## Task directions
Reproduce every entry below precisely. Pictures are excluded from the copy.
═══ Task data ═══
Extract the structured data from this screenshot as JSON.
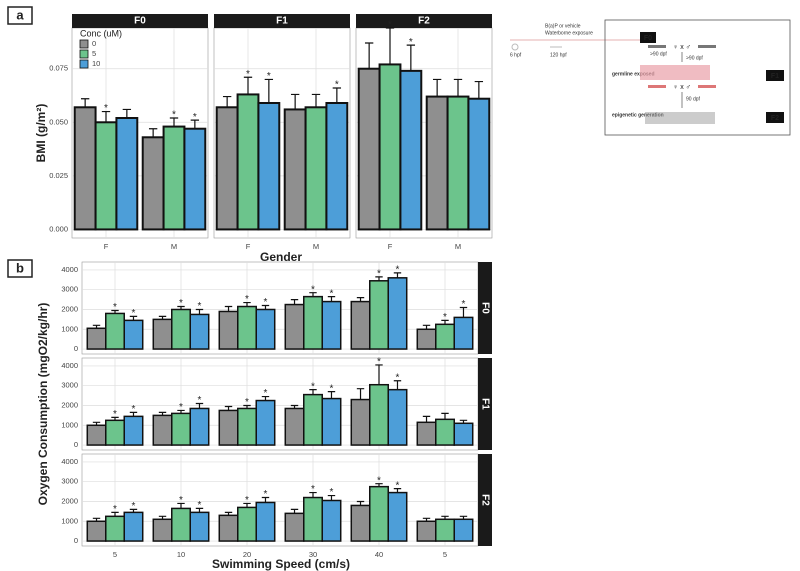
{
  "panel_labels": [
    "a",
    "b"
  ],
  "chart_data": [
    {
      "type": "bar",
      "facets": [
        "F0",
        "F1",
        "F2"
      ],
      "categories": [
        "F",
        "M"
      ],
      "x_label": "Gender",
      "y_label": "BMI (g/m²)",
      "legend_title": "Conc (uM)",
      "ylim": [
        -0.004,
        0.094
      ],
      "yticks": [
        {
          "value": 0,
          "label": "0.000"
        },
        {
          "value": 0.025,
          "label": "0.025"
        },
        {
          "value": 0.05,
          "label": "0.050"
        },
        {
          "value": 0.075,
          "label": "0.075"
        }
      ],
      "grid": true,
      "series": [
        {
          "name": "0",
          "color": "#8f8f8f",
          "values": [
            [
              0.057,
              0.043
            ],
            [
              0.057,
              0.056
            ],
            [
              0.075,
              0.062
            ]
          ],
          "errors": [
            [
              0.004,
              0.004
            ],
            [
              0.005,
              0.007
            ],
            [
              0.012,
              0.008
            ]
          ],
          "stars": [
            [
              null,
              null
            ],
            [
              null,
              null
            ],
            [
              null,
              null
            ]
          ]
        },
        {
          "name": "5",
          "color": "#6cc48c",
          "values": [
            [
              0.05,
              0.048
            ],
            [
              0.063,
              0.057
            ],
            [
              0.077,
              0.062
            ]
          ],
          "errors": [
            [
              0.005,
              0.004
            ],
            [
              0.008,
              0.006
            ],
            [
              0.017,
              0.008
            ]
          ],
          "stars": [
            [
              "*",
              "*"
            ],
            [
              "*",
              null
            ],
            [
              "*",
              null
            ]
          ]
        },
        {
          "name": "10",
          "color": "#4d9ed8",
          "values": [
            [
              0.052,
              0.047
            ],
            [
              0.059,
              0.059
            ],
            [
              0.074,
              0.061
            ]
          ],
          "errors": [
            [
              0.004,
              0.004
            ],
            [
              0.011,
              0.007
            ],
            [
              0.012,
              0.008
            ]
          ],
          "stars": [
            [
              null,
              "*"
            ],
            [
              "*",
              "*"
            ],
            [
              "*",
              null
            ]
          ]
        }
      ]
    },
    {
      "type": "bar",
      "facets": [
        "F0",
        "F1",
        "F2"
      ],
      "categories": [
        "5",
        "10",
        "20",
        "30",
        "40",
        "5"
      ],
      "x_label": "Swimming Speed (cm/s)",
      "y_label": "Oxygen Consumption (mgO2/kg/hr)",
      "ylim": [
        -250,
        4400
      ],
      "yticks": [
        0,
        1000,
        2000,
        3000,
        4000
      ],
      "grid": true,
      "series": [
        {
          "name": "0",
          "color": "#8f8f8f",
          "values": [
            [
              1050,
              1500,
              1900,
              2250,
              2400,
              1000
            ],
            [
              1000,
              1500,
              1750,
              1850,
              2300,
              1150
            ],
            [
              1000,
              1100,
              1300,
              1400,
              1800,
              1000
            ]
          ],
          "errors": [
            [
              150,
              150,
              250,
              250,
              200,
              200
            ],
            [
              150,
              150,
              200,
              150,
              550,
              300
            ],
            [
              150,
              150,
              150,
              200,
              200,
              150
            ]
          ],
          "stars": [
            [
              null,
              null,
              null,
              null,
              null,
              null
            ],
            [
              null,
              null,
              null,
              null,
              null,
              null
            ],
            [
              null,
              null,
              null,
              null,
              null,
              null
            ]
          ]
        },
        {
          "name": "5",
          "color": "#6cc48c",
          "values": [
            [
              1800,
              2000,
              2150,
              2650,
              3450,
              1250
            ],
            [
              1250,
              1600,
              1850,
              2550,
              3050,
              1300
            ],
            [
              1250,
              1650,
              1700,
              2200,
              2750,
              1100
            ]
          ],
          "errors": [
            [
              150,
              150,
              200,
              200,
              200,
              200
            ],
            [
              150,
              150,
              150,
              250,
              1000,
              300
            ],
            [
              200,
              250,
              200,
              250,
              150,
              150
            ]
          ],
          "stars": [
            [
              "*",
              "*",
              "*",
              "*",
              "*",
              "*"
            ],
            [
              "*",
              "*",
              "*",
              "*",
              "*",
              null
            ],
            [
              "*",
              "*",
              "*",
              "*",
              "*",
              null
            ]
          ]
        },
        {
          "name": "10",
          "color": "#4d9ed8",
          "values": [
            [
              1450,
              1750,
              2000,
              2400,
              3600,
              1600
            ],
            [
              1450,
              1850,
              2250,
              2350,
              2800,
              1100
            ],
            [
              1450,
              1450,
              1950,
              2050,
              2450,
              1100
            ]
          ],
          "errors": [
            [
              200,
              250,
              200,
              250,
              250,
              500
            ],
            [
              200,
              250,
              200,
              350,
              450,
              150
            ],
            [
              150,
              200,
              250,
              250,
              200,
              150
            ]
          ],
          "stars": [
            [
              "*",
              "*",
              "*",
              "*",
              "*",
              "*"
            ],
            [
              "*",
              "*",
              "*",
              "*",
              "*",
              null
            ],
            [
              "*",
              "*",
              "*",
              "*",
              "*",
              null
            ]
          ]
        }
      ]
    }
  ],
  "diagram": {
    "exposure": "B(a)P or vehicle",
    "exposure_route": "Waterborne exposure",
    "stage_start": "6 hpf",
    "stage_end": "120 hpf",
    "generations": [
      "F0",
      "F1",
      "F2"
    ],
    "ages": [
      ">90 dpf",
      ">90 dpf",
      "90 dpf"
    ],
    "cross": "♀ x ♂",
    "germline": "germline exposed",
    "epigenetic": "epigenetic generation"
  }
}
═══
## Output of the task
Extract the structured data from this screenshot as JSON.
{
  "panel_labels": [
    "a",
    "b"
  ],
  "chart_data": [
    {
      "type": "bar",
      "facets": [
        "F0",
        "F1",
        "F2"
      ],
      "categories": [
        "F",
        "M"
      ],
      "x_label": "Gender",
      "y_label": "BMI (g/m²)",
      "legend_title": "Conc (uM)",
      "ylim": [
        -0.004,
        0.094
      ],
      "yticks": [
        {
          "value": 0,
          "label": "0.000"
        },
        {
          "value": 0.025,
          "label": "0.025"
        },
        {
          "value": 0.05,
          "label": "0.050"
        },
        {
          "value": 0.075,
          "label": "0.075"
        }
      ],
      "grid": true,
      "series": [
        {
          "name": "0",
          "color": "#8f8f8f",
          "values": [
            [
              0.057,
              0.043
            ],
            [
              0.057,
              0.056
            ],
            [
              0.075,
              0.062
            ]
          ],
          "errors": [
            [
              0.004,
              0.004
            ],
            [
              0.005,
              0.007
            ],
            [
              0.012,
              0.008
            ]
          ],
          "stars": [
            [
              null,
              null
            ],
            [
              null,
              null
            ],
            [
              null,
              null
            ]
          ]
        },
        {
          "name": "5",
          "color": "#6cc48c",
          "values": [
            [
              0.05,
              0.048
            ],
            [
              0.063,
              0.057
            ],
            [
              0.077,
              0.062
            ]
          ],
          "errors": [
            [
              0.005,
              0.004
            ],
            [
              0.008,
              0.006
            ],
            [
              0.017,
              0.008
            ]
          ],
          "stars": [
            [
              "*",
              "*"
            ],
            [
              "*",
              null
            ],
            [
              "*",
              null
            ]
          ]
        },
        {
          "name": "10",
          "color": "#4d9ed8",
          "values": [
            [
              0.052,
              0.047
            ],
            [
              0.059,
              0.059
            ],
            [
              0.074,
              0.061
            ]
          ],
          "errors": [
            [
              0.004,
              0.004
            ],
            [
              0.011,
              0.007
            ],
            [
              0.012,
              0.008
            ]
          ],
          "stars": [
            [
              null,
              "*"
            ],
            [
              "*",
              "*"
            ],
            [
              "*",
              null
            ]
          ]
        }
      ]
    },
    {
      "type": "bar",
      "facets": [
        "F0",
        "F1",
        "F2"
      ],
      "categories": [
        "5",
        "10",
        "20",
        "30",
        "40",
        "5"
      ],
      "x_label": "Swimming Speed (cm/s)",
      "y_label": "Oxygen Consumption (mgO2/kg/hr)",
      "ylim": [
        -250,
        4400
      ],
      "yticks": [
        0,
        1000,
        2000,
        3000,
        4000
      ],
      "grid": true,
      "series": [
        {
          "name": "0",
          "color": "#8f8f8f",
          "values": [
            [
              1050,
              1500,
              1900,
              2250,
              2400,
              1000
            ],
            [
              1000,
              1500,
              1750,
              1850,
              2300,
              1150
            ],
            [
              1000,
              1100,
              1300,
              1400,
              1800,
              1000
            ]
          ],
          "errors": [
            [
              150,
              150,
              250,
              250,
              200,
              200
            ],
            [
              150,
              150,
              200,
              150,
              550,
              300
            ],
            [
              150,
              150,
              150,
              200,
              200,
              150
            ]
          ],
          "stars": [
            [
              null,
              null,
              null,
              null,
              null,
              null
            ],
            [
              null,
              null,
              null,
              null,
              null,
              null
            ],
            [
              null,
              null,
              null,
              null,
              null,
              null
            ]
          ]
        },
        {
          "name": "5",
          "color": "#6cc48c",
          "values": [
            [
              1800,
              2000,
              2150,
              2650,
              3450,
              1250
            ],
            [
              1250,
              1600,
              1850,
              2550,
              3050,
              1300
            ],
            [
              1250,
              1650,
              1700,
              2200,
              2750,
              1100
            ]
          ],
          "errors": [
            [
              150,
              150,
              200,
              200,
              200,
              200
            ],
            [
              150,
              150,
              150,
              250,
              1000,
              300
            ],
            [
              200,
              250,
              200,
              250,
              150,
              150
            ]
          ],
          "stars": [
            [
              "*",
              "*",
              "*",
              "*",
              "*",
              "*"
            ],
            [
              "*",
              "*",
              "*",
              "*",
              "*",
              null
            ],
            [
              "*",
              "*",
              "*",
              "*",
              "*",
              null
            ]
          ]
        },
        {
          "name": "10",
          "color": "#4d9ed8",
          "values": [
            [
              1450,
              1750,
              2000,
              2400,
              3600,
              1600
            ],
            [
              1450,
              1850,
              2250,
              2350,
              2800,
              1100
            ],
            [
              1450,
              1450,
              1950,
              2050,
              2450,
              1100
            ]
          ],
          "errors": [
            [
              200,
              250,
              200,
              250,
              250,
              500
            ],
            [
              200,
              250,
              200,
              350,
              450,
              150
            ],
            [
              150,
              200,
              250,
              250,
              200,
              150
            ]
          ],
          "stars": [
            [
              "*",
              "*",
              "*",
              "*",
              "*",
              "*"
            ],
            [
              "*",
              "*",
              "*",
              "*",
              "*",
              null
            ],
            [
              "*",
              "*",
              "*",
              "*",
              "*",
              null
            ]
          ]
        }
      ]
    }
  ],
  "diagram": {
    "exposure": "B(a)P or vehicle",
    "exposure_route": "Waterborne exposure",
    "stage_start": "6 hpf",
    "stage_end": "120 hpf",
    "generations": [
      "F0",
      "F1",
      "F2"
    ],
    "ages": [
      ">90 dpf",
      ">90 dpf",
      "90 dpf"
    ],
    "cross": "♀ x ♂",
    "germline": "germline exposed",
    "epigenetic": "epigenetic generation"
  }
}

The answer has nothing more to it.